## SHORT EXERCISE:
Every line that contains the word "icon" should be copied out.

↓

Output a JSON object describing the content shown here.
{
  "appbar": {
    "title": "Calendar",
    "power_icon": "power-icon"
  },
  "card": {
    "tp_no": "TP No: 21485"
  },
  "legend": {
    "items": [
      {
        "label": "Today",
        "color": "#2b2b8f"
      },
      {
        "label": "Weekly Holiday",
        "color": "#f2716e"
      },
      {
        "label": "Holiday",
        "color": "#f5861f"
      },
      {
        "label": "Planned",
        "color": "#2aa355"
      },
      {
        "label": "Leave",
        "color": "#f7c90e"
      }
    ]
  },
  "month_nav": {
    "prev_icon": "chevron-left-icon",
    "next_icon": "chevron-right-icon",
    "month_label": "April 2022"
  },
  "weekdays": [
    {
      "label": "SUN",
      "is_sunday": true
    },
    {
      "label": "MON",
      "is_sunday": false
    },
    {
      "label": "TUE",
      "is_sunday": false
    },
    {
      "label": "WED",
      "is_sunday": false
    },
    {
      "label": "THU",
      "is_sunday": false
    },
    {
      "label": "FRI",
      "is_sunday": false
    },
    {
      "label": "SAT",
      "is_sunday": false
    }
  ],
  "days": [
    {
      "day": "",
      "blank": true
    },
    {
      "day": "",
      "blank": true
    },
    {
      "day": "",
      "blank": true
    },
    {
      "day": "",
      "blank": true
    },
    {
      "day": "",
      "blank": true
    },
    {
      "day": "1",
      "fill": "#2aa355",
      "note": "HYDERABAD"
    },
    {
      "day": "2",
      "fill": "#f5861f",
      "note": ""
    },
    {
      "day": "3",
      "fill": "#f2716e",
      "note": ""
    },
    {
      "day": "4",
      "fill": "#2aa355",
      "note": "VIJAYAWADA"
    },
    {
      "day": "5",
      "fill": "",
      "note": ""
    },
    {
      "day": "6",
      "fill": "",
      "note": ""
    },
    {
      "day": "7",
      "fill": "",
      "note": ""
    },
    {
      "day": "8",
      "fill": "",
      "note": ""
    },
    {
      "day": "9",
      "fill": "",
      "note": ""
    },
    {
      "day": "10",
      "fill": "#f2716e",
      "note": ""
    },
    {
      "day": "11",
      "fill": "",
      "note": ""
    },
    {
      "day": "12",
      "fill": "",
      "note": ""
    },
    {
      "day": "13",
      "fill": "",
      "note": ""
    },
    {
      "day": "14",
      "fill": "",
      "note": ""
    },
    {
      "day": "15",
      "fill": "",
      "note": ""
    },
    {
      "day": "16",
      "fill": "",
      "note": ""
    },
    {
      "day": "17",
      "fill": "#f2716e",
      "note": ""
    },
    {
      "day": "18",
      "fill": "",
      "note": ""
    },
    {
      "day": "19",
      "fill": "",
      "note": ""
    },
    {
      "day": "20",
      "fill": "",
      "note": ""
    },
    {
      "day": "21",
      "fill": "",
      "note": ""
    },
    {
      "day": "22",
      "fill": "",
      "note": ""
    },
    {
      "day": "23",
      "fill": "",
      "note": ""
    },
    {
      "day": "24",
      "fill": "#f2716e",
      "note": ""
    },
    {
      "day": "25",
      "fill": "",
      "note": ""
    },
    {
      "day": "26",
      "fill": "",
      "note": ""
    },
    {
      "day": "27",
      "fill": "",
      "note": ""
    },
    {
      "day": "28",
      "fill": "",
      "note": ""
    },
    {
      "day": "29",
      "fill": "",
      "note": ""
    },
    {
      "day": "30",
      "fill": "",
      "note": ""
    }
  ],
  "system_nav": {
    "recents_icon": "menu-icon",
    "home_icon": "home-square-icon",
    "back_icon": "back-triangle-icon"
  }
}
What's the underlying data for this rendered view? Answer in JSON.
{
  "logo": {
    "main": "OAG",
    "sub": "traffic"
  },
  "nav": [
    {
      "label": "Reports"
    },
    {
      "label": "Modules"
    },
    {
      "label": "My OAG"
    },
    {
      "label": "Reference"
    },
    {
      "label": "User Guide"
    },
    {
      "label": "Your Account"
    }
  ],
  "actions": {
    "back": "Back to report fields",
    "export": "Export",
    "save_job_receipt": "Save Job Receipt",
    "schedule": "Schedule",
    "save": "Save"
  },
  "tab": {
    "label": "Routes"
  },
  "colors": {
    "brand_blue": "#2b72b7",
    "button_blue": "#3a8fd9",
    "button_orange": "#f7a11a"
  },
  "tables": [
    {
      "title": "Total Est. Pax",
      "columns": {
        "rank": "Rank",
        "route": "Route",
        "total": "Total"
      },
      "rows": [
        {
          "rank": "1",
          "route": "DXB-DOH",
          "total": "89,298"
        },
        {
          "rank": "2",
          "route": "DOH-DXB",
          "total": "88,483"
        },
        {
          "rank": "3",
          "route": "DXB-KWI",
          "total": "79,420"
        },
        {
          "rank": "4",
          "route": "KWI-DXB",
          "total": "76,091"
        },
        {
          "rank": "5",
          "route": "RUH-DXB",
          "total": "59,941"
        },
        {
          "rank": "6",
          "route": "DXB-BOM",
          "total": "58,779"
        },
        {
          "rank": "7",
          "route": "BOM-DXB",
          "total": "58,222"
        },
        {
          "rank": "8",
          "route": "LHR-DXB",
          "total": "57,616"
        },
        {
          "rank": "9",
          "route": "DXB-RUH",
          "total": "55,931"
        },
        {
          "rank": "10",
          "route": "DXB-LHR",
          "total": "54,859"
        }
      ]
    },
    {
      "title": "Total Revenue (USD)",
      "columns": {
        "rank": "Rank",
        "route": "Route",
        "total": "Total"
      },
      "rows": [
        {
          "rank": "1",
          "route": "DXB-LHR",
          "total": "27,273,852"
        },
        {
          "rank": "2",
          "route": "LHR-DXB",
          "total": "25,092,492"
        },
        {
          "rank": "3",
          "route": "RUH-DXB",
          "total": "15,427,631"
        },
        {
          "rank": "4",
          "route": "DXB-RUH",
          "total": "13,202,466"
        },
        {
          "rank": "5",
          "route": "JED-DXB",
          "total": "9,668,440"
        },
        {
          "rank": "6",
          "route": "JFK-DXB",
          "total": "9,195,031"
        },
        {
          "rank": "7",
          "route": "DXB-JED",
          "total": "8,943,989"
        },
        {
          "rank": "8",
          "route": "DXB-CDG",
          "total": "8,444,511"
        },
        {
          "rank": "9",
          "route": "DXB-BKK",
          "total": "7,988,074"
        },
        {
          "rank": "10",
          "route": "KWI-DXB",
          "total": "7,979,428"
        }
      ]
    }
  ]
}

↑

## WORKED ANSWER:
    "power_icon": "power-icon"
    "prev_icon": "chevron-left-icon",
    "next_icon": "chevron-right-icon",
    "recents_icon": "menu-icon",
    "home_icon": "home-square-icon",
    "back_icon": "back-triangle-icon"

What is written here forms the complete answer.